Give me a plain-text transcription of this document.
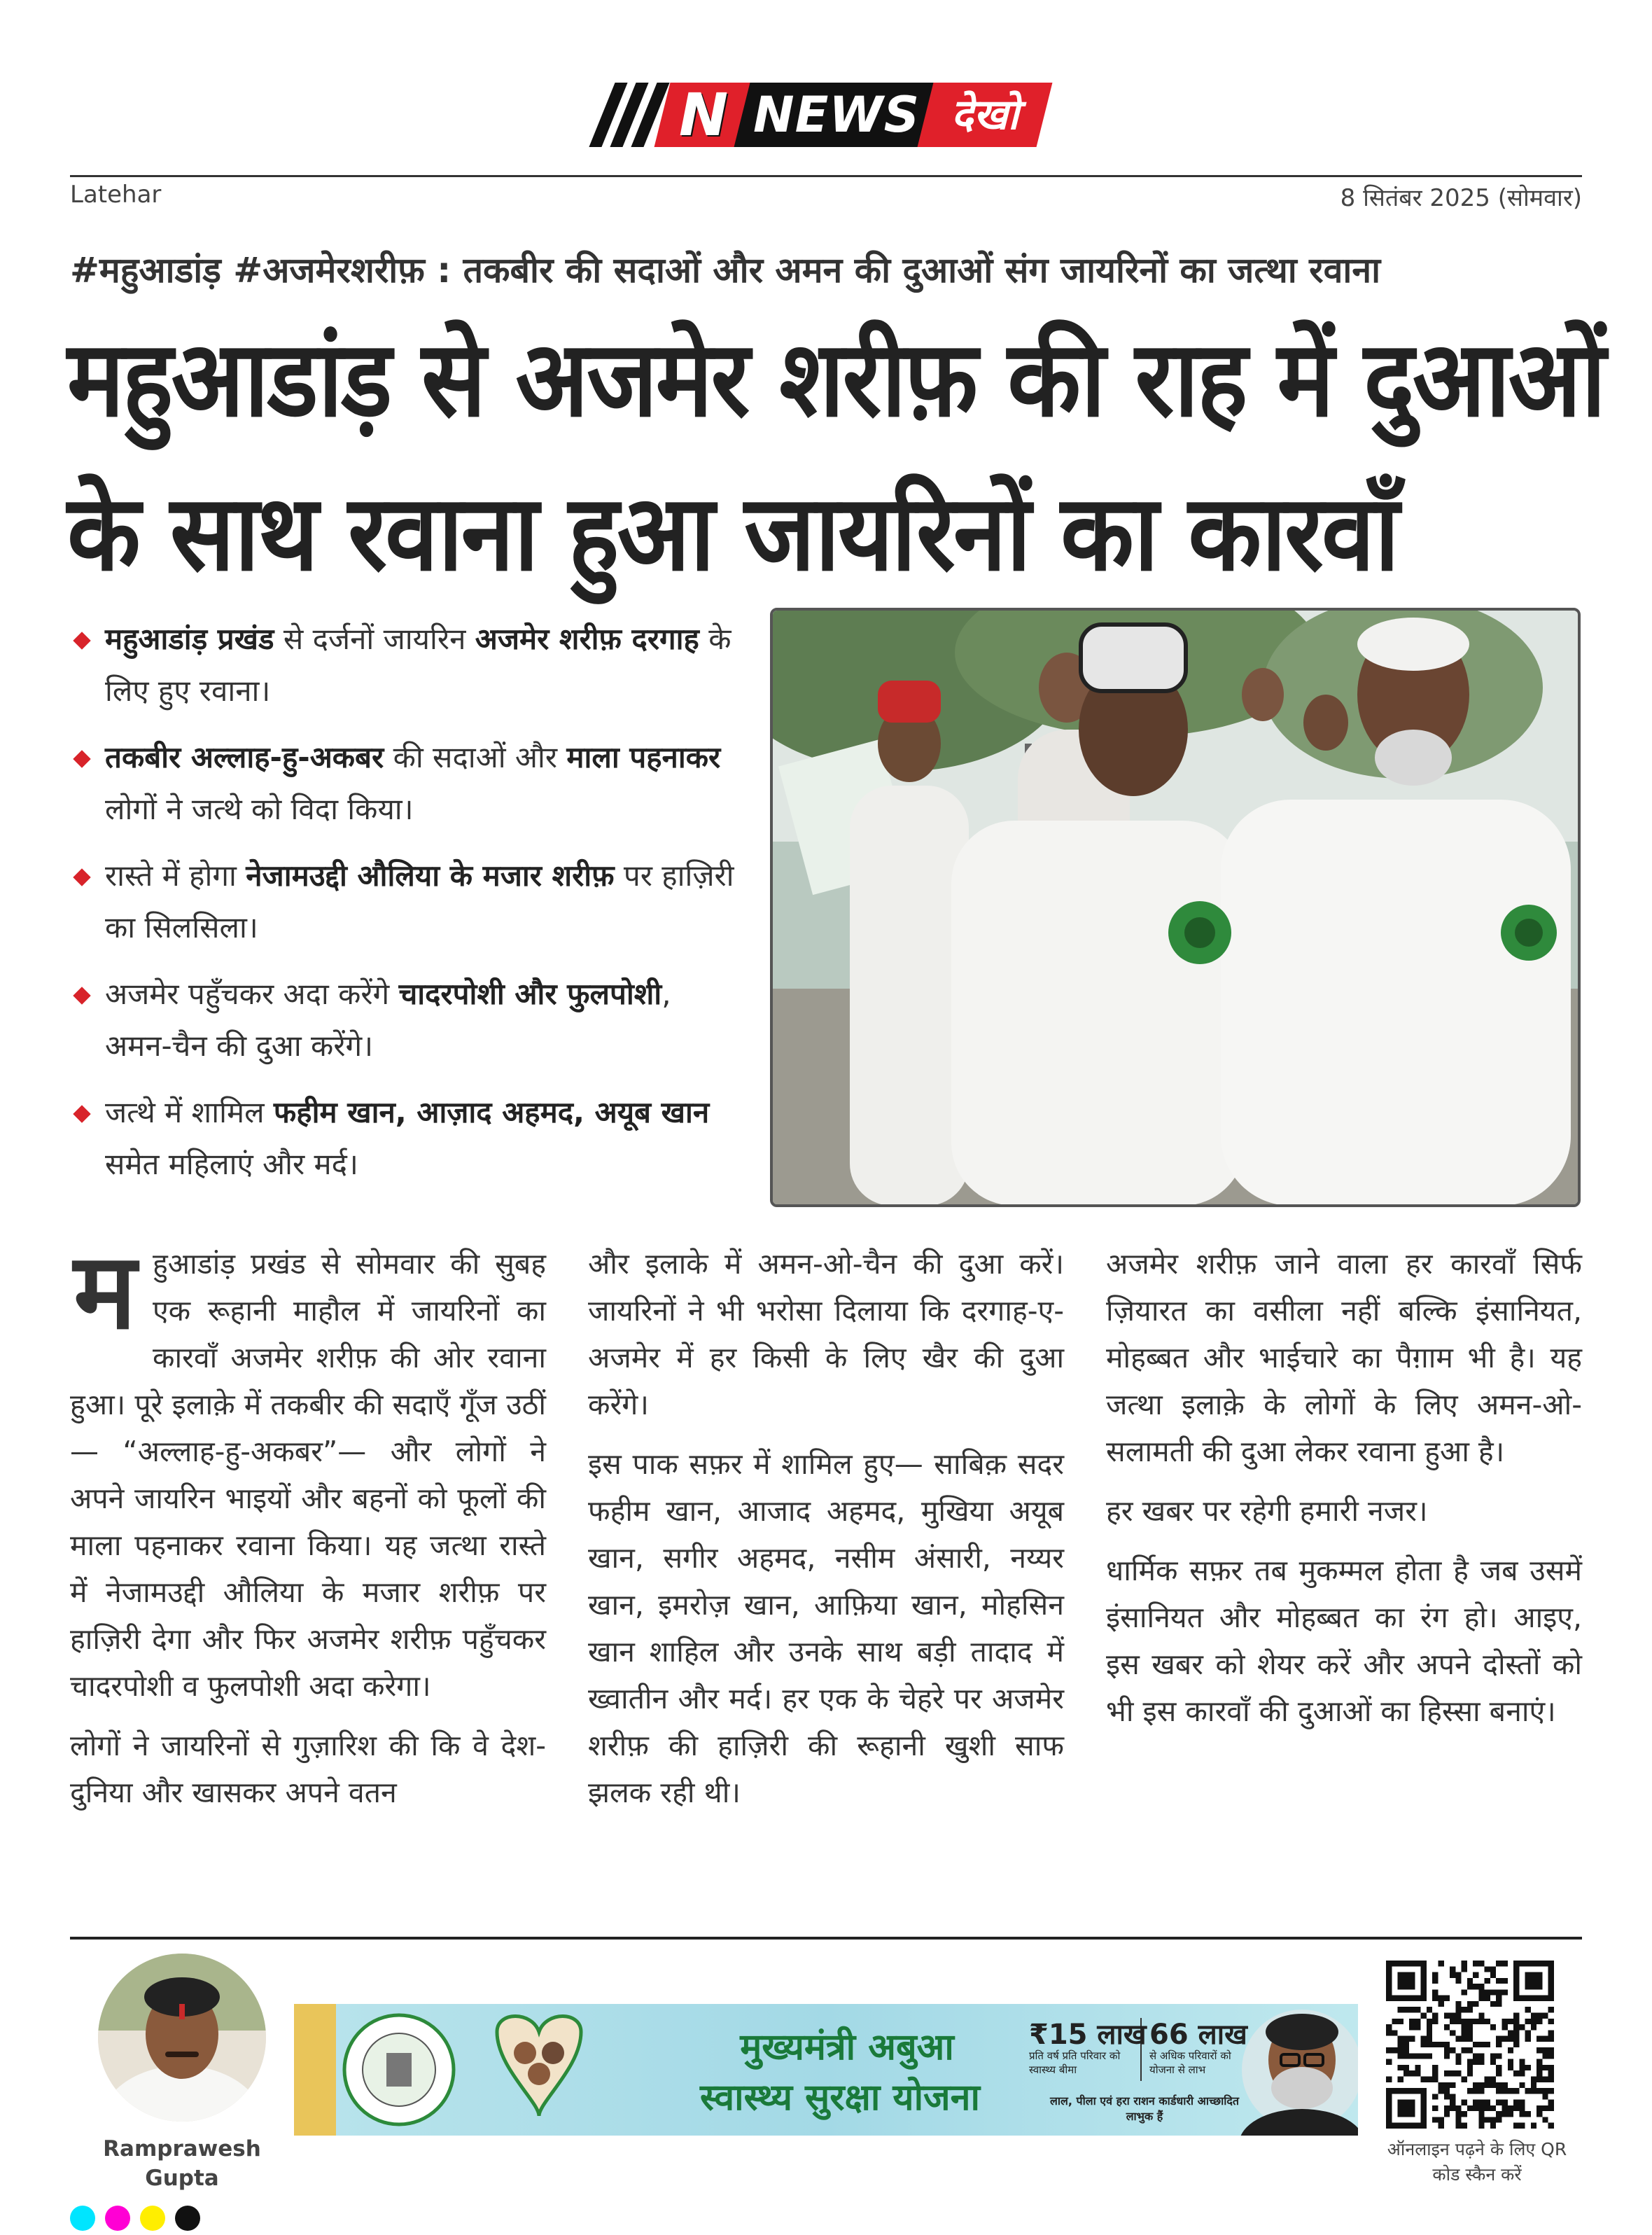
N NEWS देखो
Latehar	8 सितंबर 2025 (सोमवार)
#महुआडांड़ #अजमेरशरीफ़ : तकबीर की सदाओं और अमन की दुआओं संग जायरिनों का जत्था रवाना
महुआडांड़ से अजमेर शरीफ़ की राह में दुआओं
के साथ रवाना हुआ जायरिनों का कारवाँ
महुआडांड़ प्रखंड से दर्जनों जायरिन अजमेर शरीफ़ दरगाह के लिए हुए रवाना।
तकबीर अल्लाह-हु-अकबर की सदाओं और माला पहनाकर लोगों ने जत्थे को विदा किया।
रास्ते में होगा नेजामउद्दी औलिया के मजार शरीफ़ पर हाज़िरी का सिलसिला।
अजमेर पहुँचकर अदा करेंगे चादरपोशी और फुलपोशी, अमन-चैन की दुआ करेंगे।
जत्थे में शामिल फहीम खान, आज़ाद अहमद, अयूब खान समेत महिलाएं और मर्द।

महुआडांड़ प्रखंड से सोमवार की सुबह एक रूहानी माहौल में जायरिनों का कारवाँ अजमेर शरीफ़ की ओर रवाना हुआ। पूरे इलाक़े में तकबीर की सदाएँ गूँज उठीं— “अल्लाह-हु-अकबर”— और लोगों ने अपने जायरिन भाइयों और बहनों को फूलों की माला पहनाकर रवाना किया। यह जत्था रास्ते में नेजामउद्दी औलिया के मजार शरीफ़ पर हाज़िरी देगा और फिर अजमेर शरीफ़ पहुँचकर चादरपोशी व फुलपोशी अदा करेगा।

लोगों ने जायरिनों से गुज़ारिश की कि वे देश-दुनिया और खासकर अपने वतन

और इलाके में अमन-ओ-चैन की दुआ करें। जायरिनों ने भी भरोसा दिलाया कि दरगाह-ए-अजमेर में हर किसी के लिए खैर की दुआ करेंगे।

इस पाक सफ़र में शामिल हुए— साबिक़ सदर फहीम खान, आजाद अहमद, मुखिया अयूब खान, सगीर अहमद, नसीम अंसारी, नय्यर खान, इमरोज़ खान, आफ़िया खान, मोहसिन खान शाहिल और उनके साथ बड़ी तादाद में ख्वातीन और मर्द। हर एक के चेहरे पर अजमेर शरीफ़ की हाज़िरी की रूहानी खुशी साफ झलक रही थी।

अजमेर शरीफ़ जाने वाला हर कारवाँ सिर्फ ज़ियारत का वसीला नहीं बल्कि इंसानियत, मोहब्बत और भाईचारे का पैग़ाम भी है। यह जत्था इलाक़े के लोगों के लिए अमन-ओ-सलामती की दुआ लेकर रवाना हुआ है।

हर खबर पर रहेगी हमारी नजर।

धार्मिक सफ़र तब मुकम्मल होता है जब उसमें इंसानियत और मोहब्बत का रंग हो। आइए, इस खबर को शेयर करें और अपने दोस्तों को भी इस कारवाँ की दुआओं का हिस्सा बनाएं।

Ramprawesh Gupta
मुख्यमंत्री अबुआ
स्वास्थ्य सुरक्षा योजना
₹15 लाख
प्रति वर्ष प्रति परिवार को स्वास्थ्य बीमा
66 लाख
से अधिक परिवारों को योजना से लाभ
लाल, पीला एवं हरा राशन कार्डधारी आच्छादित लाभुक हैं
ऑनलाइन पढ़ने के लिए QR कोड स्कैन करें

---

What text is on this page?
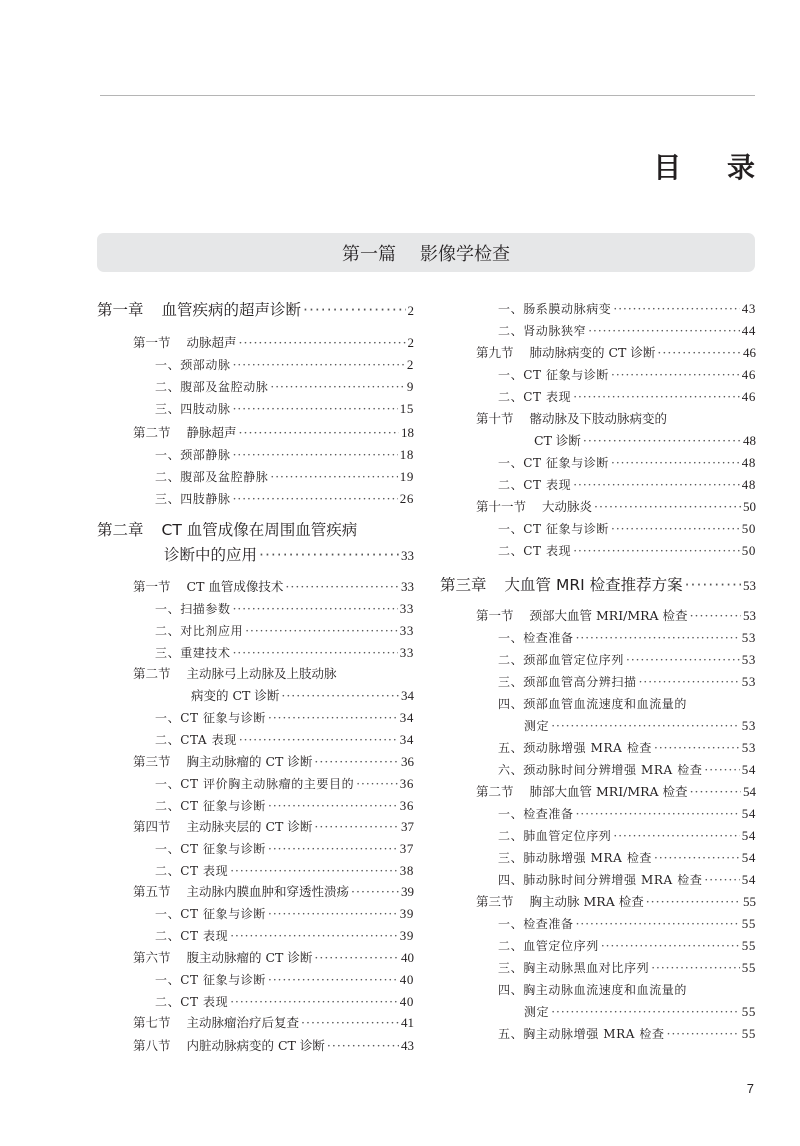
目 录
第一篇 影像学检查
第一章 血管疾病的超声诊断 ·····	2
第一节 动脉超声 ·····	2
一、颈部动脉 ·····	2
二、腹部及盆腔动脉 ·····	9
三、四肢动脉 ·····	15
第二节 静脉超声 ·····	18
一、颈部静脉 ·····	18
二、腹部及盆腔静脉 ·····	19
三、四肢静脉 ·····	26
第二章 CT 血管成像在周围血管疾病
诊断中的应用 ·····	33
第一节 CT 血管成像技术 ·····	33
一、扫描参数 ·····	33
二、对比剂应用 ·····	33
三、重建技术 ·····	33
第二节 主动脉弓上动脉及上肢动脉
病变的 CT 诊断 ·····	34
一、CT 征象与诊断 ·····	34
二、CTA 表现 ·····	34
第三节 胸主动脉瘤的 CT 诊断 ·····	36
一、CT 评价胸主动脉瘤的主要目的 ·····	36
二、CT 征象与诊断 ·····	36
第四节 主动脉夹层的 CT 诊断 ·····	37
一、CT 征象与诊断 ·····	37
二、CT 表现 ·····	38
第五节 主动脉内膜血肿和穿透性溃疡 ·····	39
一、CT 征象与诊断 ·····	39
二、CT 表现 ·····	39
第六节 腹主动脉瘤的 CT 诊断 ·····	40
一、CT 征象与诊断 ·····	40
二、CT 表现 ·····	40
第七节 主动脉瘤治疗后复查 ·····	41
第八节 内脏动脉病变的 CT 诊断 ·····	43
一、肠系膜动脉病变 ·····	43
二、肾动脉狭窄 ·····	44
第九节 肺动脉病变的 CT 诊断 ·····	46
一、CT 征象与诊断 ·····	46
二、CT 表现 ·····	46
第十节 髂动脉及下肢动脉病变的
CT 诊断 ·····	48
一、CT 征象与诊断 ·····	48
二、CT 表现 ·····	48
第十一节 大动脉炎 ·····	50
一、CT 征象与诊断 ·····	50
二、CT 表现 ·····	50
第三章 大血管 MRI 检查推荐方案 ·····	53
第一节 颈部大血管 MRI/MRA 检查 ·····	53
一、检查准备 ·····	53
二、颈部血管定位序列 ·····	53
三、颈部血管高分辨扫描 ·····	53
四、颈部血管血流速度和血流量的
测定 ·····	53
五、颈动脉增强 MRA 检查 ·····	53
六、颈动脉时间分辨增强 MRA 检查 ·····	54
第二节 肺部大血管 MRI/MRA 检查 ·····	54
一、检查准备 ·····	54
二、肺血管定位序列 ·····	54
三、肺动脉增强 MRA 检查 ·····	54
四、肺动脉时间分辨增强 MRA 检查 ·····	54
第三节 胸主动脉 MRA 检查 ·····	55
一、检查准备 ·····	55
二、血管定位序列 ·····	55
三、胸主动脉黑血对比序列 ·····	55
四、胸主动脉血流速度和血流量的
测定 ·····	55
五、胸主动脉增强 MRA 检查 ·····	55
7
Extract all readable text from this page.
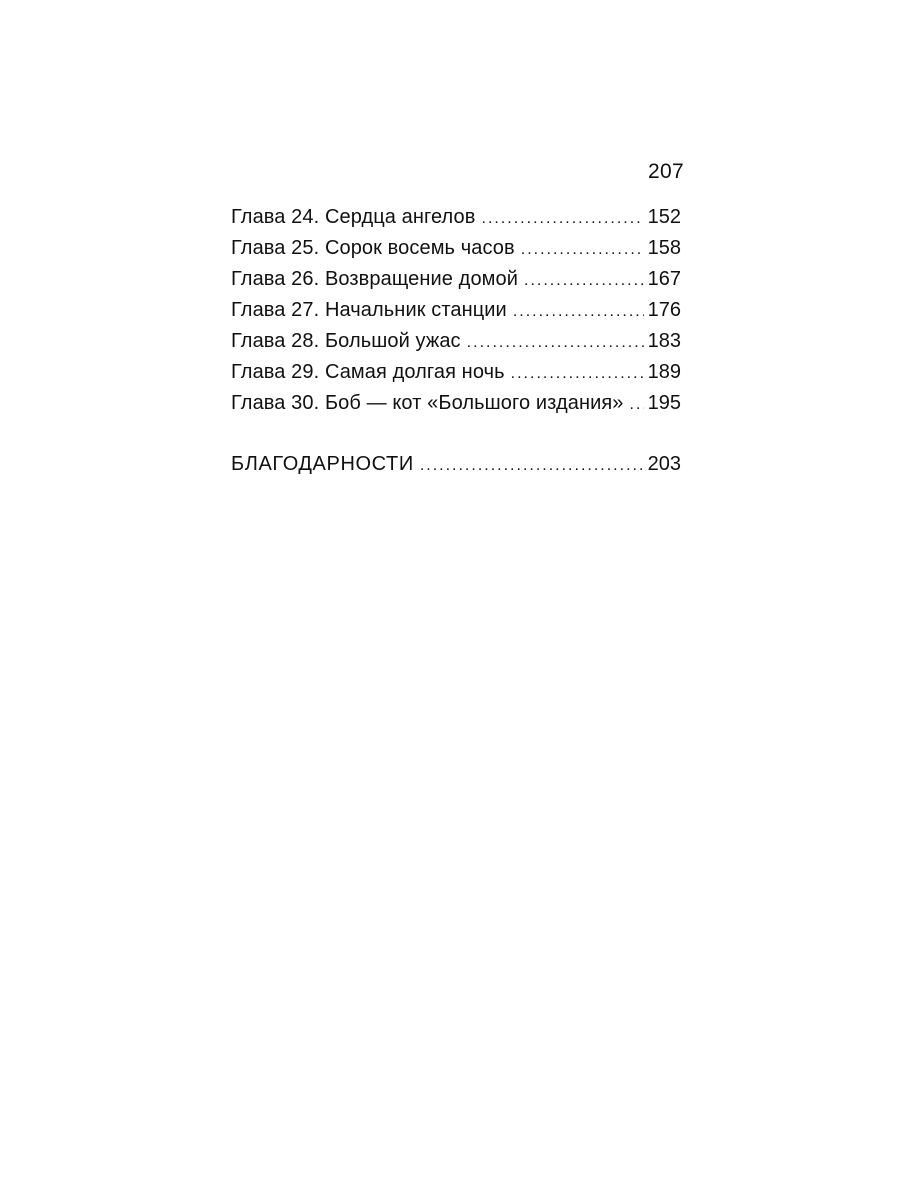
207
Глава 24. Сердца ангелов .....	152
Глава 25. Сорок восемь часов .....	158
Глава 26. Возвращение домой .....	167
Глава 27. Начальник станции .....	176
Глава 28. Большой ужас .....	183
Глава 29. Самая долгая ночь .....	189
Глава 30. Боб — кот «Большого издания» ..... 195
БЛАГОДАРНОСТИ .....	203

--

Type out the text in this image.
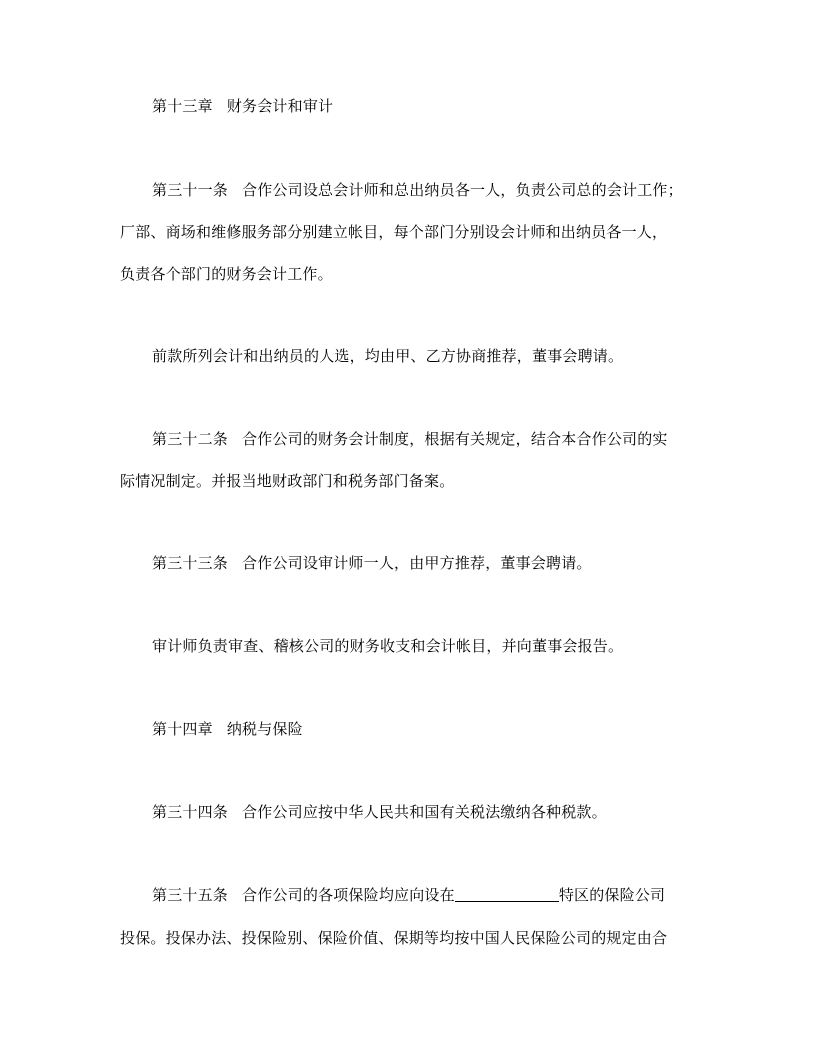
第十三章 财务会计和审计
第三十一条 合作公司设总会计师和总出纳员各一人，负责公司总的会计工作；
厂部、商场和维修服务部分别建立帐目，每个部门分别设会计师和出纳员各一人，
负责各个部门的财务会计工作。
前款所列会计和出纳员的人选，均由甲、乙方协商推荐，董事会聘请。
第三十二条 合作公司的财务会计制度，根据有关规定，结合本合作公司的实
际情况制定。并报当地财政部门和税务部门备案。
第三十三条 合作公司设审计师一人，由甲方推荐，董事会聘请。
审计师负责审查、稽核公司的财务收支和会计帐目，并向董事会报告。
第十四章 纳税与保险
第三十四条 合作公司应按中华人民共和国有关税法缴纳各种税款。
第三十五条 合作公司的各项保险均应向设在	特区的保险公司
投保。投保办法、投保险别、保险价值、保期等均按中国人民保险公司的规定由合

§ **DIRECTION**: Go through the entries above and copy every line containing "董事会聘请".

§ **EXERCISE ANSWER**:
前款所列会计和出纳员的人选，均由甲、乙方协商推荐，董事会聘请。
第三十三条 合作公司设审计师一人，由甲方推荐，董事会聘请。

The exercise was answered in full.